Return each line of the listing that contains the string "dreng".
==============================
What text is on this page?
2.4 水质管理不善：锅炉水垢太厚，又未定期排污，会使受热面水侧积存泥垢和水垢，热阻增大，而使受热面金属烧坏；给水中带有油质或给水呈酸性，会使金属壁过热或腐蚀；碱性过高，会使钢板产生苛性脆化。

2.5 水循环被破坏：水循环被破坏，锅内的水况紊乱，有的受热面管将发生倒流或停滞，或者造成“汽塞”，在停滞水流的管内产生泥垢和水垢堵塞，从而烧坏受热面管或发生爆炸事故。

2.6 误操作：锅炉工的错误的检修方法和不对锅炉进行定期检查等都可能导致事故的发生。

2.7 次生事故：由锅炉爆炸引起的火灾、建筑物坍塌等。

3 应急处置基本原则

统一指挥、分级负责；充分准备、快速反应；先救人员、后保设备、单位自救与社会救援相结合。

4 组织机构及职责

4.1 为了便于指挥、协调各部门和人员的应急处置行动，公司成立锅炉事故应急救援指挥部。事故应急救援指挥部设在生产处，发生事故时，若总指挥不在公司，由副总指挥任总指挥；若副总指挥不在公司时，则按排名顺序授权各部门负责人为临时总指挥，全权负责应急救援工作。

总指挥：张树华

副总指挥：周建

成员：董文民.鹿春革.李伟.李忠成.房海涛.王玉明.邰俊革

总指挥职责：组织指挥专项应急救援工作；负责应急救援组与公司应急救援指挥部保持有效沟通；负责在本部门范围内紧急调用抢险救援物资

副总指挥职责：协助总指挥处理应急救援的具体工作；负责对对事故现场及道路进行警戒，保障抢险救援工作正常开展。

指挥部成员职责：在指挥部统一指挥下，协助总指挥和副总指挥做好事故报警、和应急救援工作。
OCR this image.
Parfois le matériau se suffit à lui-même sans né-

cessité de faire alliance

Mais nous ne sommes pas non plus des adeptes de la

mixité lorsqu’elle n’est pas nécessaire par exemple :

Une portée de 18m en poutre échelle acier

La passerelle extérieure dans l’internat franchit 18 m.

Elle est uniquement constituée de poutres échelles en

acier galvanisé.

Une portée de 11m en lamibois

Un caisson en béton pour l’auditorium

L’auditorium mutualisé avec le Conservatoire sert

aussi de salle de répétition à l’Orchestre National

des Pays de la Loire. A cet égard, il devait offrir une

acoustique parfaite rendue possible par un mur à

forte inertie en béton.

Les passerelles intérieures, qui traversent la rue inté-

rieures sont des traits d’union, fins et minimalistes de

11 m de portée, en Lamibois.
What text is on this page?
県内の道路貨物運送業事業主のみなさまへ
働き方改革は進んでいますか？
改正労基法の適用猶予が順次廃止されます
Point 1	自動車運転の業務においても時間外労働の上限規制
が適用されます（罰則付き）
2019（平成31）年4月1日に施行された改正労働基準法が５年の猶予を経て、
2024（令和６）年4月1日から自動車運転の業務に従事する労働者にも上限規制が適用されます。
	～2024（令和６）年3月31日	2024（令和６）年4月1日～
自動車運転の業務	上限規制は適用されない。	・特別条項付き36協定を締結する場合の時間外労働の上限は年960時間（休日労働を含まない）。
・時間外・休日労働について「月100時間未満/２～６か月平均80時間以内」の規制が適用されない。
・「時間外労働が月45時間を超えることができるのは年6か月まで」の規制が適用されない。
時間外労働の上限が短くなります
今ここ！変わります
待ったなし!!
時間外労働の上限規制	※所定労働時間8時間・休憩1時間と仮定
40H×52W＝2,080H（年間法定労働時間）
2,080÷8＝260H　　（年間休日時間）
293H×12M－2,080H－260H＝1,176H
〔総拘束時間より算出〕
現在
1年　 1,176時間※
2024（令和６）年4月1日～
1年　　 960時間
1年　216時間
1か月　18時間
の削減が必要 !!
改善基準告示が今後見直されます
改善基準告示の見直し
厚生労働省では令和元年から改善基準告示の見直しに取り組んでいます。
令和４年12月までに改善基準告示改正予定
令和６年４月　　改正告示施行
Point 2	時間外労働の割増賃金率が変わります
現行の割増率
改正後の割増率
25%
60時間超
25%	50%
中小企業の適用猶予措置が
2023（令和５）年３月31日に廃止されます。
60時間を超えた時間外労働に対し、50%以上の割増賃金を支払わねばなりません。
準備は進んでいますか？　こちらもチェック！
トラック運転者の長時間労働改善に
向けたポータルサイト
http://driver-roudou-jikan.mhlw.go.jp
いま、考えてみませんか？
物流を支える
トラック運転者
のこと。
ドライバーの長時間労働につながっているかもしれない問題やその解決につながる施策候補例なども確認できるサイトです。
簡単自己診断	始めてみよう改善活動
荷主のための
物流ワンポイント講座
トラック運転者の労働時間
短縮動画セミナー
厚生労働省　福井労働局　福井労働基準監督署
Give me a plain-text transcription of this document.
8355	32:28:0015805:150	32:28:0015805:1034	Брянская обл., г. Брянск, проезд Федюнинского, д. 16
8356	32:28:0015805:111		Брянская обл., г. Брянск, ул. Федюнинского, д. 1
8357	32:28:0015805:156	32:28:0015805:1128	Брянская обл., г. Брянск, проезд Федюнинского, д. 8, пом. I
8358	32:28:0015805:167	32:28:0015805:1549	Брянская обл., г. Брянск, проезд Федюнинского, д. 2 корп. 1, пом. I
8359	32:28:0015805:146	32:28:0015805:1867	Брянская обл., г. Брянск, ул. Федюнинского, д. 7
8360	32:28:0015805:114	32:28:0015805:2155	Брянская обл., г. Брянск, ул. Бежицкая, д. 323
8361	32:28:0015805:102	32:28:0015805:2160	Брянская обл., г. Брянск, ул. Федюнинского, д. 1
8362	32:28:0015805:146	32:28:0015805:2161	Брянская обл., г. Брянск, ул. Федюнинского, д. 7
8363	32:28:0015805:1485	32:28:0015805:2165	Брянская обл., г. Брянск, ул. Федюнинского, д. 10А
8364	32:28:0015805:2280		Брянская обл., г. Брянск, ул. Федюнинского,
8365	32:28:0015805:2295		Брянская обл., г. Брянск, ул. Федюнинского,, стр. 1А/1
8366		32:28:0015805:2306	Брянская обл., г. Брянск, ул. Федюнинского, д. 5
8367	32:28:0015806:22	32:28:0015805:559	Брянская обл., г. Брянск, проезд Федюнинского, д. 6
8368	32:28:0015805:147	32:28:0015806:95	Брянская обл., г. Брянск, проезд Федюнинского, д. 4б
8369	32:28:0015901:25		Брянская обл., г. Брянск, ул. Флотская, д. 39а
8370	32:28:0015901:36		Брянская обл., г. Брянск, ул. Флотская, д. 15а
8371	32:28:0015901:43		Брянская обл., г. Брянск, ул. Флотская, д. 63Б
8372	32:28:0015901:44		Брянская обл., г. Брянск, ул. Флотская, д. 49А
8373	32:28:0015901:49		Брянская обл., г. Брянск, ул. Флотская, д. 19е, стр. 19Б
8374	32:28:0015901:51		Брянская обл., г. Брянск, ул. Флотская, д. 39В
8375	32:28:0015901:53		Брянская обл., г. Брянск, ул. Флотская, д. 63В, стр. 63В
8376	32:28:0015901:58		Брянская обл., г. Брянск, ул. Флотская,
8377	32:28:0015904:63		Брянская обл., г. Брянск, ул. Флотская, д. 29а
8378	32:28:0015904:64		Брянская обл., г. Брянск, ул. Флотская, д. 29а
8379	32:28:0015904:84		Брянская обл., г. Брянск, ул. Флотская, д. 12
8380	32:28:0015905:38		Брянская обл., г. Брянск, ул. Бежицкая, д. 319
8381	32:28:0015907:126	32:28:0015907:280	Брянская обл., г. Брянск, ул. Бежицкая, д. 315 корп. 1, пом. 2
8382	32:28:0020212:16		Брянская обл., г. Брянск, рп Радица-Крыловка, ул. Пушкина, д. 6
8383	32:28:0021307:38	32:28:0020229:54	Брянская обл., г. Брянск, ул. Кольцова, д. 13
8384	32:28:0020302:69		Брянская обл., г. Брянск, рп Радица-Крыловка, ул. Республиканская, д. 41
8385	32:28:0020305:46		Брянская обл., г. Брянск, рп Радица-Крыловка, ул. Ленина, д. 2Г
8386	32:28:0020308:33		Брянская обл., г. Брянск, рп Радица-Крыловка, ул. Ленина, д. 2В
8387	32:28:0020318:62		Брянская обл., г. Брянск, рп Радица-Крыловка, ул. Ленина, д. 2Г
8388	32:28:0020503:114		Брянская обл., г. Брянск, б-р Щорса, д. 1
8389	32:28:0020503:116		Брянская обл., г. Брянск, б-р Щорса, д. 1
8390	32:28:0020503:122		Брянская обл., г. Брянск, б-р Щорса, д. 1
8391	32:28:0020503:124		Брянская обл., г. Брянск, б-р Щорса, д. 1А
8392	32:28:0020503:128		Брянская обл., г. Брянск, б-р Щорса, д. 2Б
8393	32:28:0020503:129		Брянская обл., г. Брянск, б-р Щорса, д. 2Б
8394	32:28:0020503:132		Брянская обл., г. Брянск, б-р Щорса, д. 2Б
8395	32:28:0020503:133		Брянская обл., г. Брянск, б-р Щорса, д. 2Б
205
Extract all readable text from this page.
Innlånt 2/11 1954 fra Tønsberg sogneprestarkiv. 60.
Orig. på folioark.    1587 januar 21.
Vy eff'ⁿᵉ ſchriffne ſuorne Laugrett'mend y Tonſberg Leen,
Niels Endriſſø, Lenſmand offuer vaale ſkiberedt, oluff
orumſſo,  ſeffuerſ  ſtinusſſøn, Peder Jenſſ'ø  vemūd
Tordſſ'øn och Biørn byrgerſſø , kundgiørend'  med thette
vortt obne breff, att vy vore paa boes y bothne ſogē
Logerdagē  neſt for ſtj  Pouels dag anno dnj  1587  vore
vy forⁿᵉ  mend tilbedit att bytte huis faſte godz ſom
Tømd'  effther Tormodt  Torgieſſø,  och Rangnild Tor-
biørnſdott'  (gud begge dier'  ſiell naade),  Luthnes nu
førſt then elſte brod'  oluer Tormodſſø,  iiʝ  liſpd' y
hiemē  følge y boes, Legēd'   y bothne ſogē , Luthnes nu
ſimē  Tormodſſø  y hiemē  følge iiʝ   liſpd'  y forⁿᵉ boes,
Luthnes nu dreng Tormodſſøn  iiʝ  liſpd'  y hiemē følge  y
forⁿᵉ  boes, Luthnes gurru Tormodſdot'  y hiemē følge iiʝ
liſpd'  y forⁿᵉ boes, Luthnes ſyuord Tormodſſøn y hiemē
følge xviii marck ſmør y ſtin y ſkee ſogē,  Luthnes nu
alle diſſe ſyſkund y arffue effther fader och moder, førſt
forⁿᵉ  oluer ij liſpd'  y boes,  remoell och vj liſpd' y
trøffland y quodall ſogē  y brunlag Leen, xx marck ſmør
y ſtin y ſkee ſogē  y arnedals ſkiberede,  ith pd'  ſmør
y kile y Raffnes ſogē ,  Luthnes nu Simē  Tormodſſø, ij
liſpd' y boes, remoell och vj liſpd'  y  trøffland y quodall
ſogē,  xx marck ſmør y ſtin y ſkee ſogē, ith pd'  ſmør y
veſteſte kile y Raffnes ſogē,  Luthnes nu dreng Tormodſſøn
==============================
- [Complete output]:
Luthnes nu dreng Tormodſſøn  iiʝ  liſpd'  y hiemē følge  y
veſteſte kile y Raffnes ſogē,  Luthnes nu dreng Tormodſſøn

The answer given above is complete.